#### Task goal:
Below is a block of records; repeat each one exactly.

#### Record list:
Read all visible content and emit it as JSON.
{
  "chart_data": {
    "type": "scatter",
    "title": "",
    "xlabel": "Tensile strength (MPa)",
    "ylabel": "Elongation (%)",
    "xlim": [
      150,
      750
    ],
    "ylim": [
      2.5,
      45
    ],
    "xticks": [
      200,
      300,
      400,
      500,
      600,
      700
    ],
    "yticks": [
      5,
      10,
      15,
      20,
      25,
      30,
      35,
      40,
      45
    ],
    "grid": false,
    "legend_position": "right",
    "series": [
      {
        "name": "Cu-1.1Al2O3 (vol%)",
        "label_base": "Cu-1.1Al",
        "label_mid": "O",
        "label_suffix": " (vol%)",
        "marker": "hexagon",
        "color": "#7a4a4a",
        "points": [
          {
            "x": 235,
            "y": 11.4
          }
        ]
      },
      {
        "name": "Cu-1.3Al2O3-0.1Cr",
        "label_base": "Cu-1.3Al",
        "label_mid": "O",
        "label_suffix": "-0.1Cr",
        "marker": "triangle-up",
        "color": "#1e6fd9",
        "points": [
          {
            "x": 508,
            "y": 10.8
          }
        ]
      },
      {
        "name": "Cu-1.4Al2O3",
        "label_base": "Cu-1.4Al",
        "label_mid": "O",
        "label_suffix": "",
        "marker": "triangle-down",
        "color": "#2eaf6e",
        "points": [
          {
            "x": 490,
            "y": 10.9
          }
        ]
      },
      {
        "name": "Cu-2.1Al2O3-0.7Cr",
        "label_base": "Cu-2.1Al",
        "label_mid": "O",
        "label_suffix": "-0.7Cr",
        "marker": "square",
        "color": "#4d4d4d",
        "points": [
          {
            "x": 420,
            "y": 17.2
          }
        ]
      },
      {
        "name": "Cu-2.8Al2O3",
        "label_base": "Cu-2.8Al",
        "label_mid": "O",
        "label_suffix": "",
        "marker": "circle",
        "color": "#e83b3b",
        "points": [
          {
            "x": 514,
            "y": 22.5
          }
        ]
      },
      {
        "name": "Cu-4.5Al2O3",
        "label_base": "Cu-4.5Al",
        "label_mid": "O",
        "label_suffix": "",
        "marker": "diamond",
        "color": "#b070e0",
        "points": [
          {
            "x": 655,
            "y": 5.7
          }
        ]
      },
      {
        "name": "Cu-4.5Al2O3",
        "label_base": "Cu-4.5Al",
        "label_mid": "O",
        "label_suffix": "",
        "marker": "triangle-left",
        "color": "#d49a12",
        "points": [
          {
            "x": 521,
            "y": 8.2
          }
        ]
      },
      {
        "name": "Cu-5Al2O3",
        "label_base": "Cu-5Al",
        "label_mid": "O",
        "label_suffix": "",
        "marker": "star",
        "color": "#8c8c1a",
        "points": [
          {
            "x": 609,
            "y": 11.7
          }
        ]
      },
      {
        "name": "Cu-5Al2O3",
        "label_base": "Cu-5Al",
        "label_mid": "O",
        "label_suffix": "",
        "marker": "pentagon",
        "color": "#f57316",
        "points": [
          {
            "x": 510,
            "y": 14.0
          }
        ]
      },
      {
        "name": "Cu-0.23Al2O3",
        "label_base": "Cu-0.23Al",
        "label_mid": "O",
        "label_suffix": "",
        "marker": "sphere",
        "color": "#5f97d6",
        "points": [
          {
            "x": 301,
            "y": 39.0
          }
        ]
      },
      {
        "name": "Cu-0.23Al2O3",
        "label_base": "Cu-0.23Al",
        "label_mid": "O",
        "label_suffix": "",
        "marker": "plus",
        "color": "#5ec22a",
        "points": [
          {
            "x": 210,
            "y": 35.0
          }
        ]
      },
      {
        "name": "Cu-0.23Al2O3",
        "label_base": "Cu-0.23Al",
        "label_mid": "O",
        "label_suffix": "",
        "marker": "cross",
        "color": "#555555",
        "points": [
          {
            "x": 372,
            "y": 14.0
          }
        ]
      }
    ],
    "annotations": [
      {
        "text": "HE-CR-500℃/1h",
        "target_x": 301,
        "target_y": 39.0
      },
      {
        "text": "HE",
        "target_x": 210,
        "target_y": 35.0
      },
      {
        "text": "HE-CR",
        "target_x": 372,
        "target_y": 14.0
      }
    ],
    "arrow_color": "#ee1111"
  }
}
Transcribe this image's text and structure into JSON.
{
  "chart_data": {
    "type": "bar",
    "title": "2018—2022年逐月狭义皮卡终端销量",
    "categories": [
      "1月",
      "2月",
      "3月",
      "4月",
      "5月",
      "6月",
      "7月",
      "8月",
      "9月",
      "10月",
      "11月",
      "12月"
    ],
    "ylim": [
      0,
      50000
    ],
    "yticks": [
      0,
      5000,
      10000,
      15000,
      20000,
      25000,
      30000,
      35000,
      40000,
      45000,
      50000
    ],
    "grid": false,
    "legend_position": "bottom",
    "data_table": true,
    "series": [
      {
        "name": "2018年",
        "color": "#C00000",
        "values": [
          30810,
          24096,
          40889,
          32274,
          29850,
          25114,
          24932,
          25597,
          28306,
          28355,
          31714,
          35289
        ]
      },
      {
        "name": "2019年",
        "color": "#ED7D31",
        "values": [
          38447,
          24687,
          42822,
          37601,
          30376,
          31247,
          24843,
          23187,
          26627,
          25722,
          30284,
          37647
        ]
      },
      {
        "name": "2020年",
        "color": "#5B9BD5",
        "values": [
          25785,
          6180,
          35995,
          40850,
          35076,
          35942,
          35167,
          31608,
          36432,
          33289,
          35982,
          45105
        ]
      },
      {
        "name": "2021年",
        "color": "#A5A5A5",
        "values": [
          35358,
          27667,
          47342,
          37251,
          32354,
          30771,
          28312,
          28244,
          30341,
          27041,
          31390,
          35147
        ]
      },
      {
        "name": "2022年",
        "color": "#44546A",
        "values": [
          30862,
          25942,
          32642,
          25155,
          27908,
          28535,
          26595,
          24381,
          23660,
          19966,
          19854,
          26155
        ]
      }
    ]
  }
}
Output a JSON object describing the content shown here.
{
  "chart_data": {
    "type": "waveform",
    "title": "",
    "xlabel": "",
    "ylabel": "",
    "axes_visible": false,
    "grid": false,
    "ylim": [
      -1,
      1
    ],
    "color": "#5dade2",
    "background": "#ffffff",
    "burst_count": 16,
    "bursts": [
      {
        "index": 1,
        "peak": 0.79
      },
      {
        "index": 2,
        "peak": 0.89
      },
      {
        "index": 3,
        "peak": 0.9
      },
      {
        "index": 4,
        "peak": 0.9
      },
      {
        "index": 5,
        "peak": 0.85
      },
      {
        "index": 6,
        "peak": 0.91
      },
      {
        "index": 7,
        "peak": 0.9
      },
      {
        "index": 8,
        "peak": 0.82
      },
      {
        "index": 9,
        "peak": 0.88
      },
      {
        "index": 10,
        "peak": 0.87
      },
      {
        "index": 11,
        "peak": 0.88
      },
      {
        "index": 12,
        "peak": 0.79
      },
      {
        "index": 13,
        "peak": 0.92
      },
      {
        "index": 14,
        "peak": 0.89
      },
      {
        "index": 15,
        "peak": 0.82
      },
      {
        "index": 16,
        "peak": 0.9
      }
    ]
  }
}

#### Result of the exercise:
Read all visible content and emit it as JSON.
{
  "chart_data": {
    "type": "scatter",
    "title": "",
    "xlabel": "Tensile strength (MPa)",
    "ylabel": "Elongation (%)",
    "xlim": [
      150,
      750
    ],
    "ylim": [
      2.5,
      45
    ],
    "xticks": [
      200,
      300,
      400,
      500,
      600,
      700
    ],
    "yticks": [
      5,
      10,
      15,
      20,
      25,
      30,
      35,
      40,
      45
    ],
    "grid": false,
    "legend_position": "right",
    "series": [
      {
        "name": "Cu-1.1Al2O3 (vol%)",
        "label_base": "Cu-1.1Al",
        "label_mid": "O",
        "label_suffix": " (vol%)",
        "marker": "hexagon",
        "color": "#7a4a4a",
        "points": [
          {
            "x": 235,
            "y": 11.4
          }
        ]
      },
      {
        "name": "Cu-1.3Al2O3-0.1Cr",
        "label_base": "Cu-1.3Al",
        "label_mid": "O",
        "label_suffix": "-0.1Cr",
        "marker": "triangle-up",
        "color": "#1e6fd9",
        "points": [
          {
            "x": 508,
            "y": 10.8
          }
        ]
      },
      {
        "name": "Cu-1.4Al2O3",
        "label_base": "Cu-1.4Al",
        "label_mid": "O",
        "label_suffix": "",
        "marker": "triangle-down",
        "color": "#2eaf6e",
        "points": [
          {
            "x": 490,
            "y": 10.9
          }
        ]
      },
      {
        "name": "Cu-2.1Al2O3-0.7Cr",
        "label_base": "Cu-2.1Al",
        "label_mid": "O",
        "label_suffix": "-0.7Cr",
        "marker": "square",
        "color": "#4d4d4d",
        "points": [
          {
            "x": 420,
            "y": 17.2
          }
        ]
      },
      {
        "name": "Cu-2.8Al2O3",
        "label_base": "Cu-2.8Al",
        "label_mid": "O",
        "label_suffix": "",
        "marker": "circle",
        "color": "#e83b3b",
        "points": [
          {
            "x": 514,
            "y": 22.5
          }
        ]
      },
      {
        "name": "Cu-4.5Al2O3",
        "label_base": "Cu-4.5Al",
        "label_mid": "O",
        "label_suffix": "",
        "marker": "diamond",
        "color": "#b070e0",
        "points": [
          {
            "x": 655,
            "y": 5.7
          }
        ]
      },
      {
        "name": "Cu-4.5Al2O3",
        "label_base": "Cu-4.5Al",
        "label_mid": "O",
        "label_suffix": "",
        "marker": "triangle-left",
        "color": "#d49a12",
        "points": [
          {
            "x": 521,
            "y": 8.2
          }
        ]
      },
      {
        "name": "Cu-5Al2O3",
        "label_base": "Cu-5Al",
        "label_mid": "O",
        "label_suffix": "",
        "marker": "star",
        "color": "#8c8c1a",
        "points": [
          {
            "x": 609,
            "y": 11.7
          }
        ]
      },
      {
        "name": "Cu-5Al2O3",
        "label_base": "Cu-5Al",
        "label_mid": "O",
        "label_suffix": "",
        "marker": "pentagon",
        "color": "#f57316",
        "points": [
          {
            "x": 510,
            "y": 14.0
          }
        ]
      },
      {
        "name": "Cu-0.23Al2O3",
        "label_base": "Cu-0.23Al",
        "label_mid": "O",
        "label_suffix": "",
        "marker": "sphere",
        "color": "#5f97d6",
        "points": [
          {
            "x": 301,
            "y": 39.0
          }
        ]
      },
      {
        "name": "Cu-0.23Al2O3",
        "label_base": "Cu-0.23Al",
        "label_mid": "O",
        "label_suffix": "",
        "marker": "plus",
        "color": "#5ec22a",
        "points": [
          {
            "x": 210,
            "y": 35.0
          }
        ]
      },
      {
        "name": "Cu-0.23Al2O3",
        "label_base": "Cu-0.23Al",
        "label_mid": "O",
        "label_suffix": "",
        "marker": "cross",
        "color": "#555555",
        "points": [
          {
            "x": 372,
            "y": 14.0
          }
        ]
      }
    ],
    "annotations": [
      {
        "text": "HE-CR-500℃/1h",
        "target_x": 301,
        "target_y": 39.0
      },
      {
        "text": "HE",
        "target_x": 210,
        "target_y": 35.0
      },
      {
        "text": "HE-CR",
        "target_x": 372,
        "target_y": 14.0
      }
    ],
    "arrow_color": "#ee1111"
  }
}
Transcribe this image's text and structure into JSON.
{
  "chart_data": {
    "type": "bar",
    "title": "2018—2022年逐月狭义皮卡终端销量",
    "categories": [
      "1月",
      "2月",
      "3月",
      "4月",
      "5月",
      "6月",
      "7月",
      "8月",
      "9月",
      "10月",
      "11月",
      "12月"
    ],
    "ylim": [
      0,
      50000
    ],
    "yticks": [
      0,
      5000,
      10000,
      15000,
      20000,
      25000,
      30000,
      35000,
      40000,
      45000,
      50000
    ],
    "grid": false,
    "legend_position": "bottom",
    "data_table": true,
    "series": [
      {
        "name": "2018年",
        "color": "#C00000",
        "values": [
          30810,
          24096,
          40889,
          32274,
          29850,
          25114,
          24932,
          25597,
          28306,
          28355,
          31714,
          35289
        ]
      },
      {
        "name": "2019年",
        "color": "#ED7D31",
        "values": [
          38447,
          24687,
          42822,
          37601,
          30376,
          31247,
          24843,
          23187,
          26627,
          25722,
          30284,
          37647
        ]
      },
      {
        "name": "2020年",
        "color": "#5B9BD5",
        "values": [
          25785,
          6180,
          35995,
          40850,
          35076,
          35942,
          35167,
          31608,
          36432,
          33289,
          35982,
          45105
        ]
      },
      {
        "name": "2021年",
        "color": "#A5A5A5",
        "values": [
          35358,
          27667,
          47342,
          37251,
          32354,
          30771,
          28312,
          28244,
          30341,
          27041,
          31390,
          35147
        ]
      },
      {
        "name": "2022年",
        "color": "#44546A",
        "values": [
          30862,
          25942,
          32642,
          25155,
          27908,
          28535,
          26595,
          24381,
          23660,
          19966,
          19854,
          26155
        ]
      }
    ]
  }
}
Output a JSON object describing the content shown here.
{
  "chart_data": {
    "type": "waveform",
    "title": "",
    "xlabel": "",
    "ylabel": "",
    "axes_visible": false,
    "grid": false,
    "ylim": [
      -1,
      1
    ],
    "color": "#5dade2",
    "background": "#ffffff",
    "burst_count": 16,
    "bursts": [
      {
        "index": 1,
        "peak": 0.79
      },
      {
        "index": 2,
        "peak": 0.89
      },
      {
        "index": 3,
        "peak": 0.9
      },
      {
        "index": 4,
        "peak": 0.9
      },
      {
        "index": 5,
        "peak": 0.85
      },
      {
        "index": 6,
        "peak": 0.91
      },
      {
        "index": 7,
        "peak": 0.9
      },
      {
        "index": 8,
        "peak": 0.82
      },
      {
        "index": 9,
        "peak": 0.88
      },
      {
        "index": 10,
        "peak": 0.87
      },
      {
        "index": 11,
        "peak": 0.88
      },
      {
        "index": 12,
        "peak": 0.79
      },
      {
        "index": 13,
        "peak": 0.92
      },
      {
        "index": 14,
        "peak": 0.89
      },
      {
        "index": 15,
        "peak": 0.82
      },
      {
        "index": 16,
        "peak": 0.9
      }
    ]
  }
}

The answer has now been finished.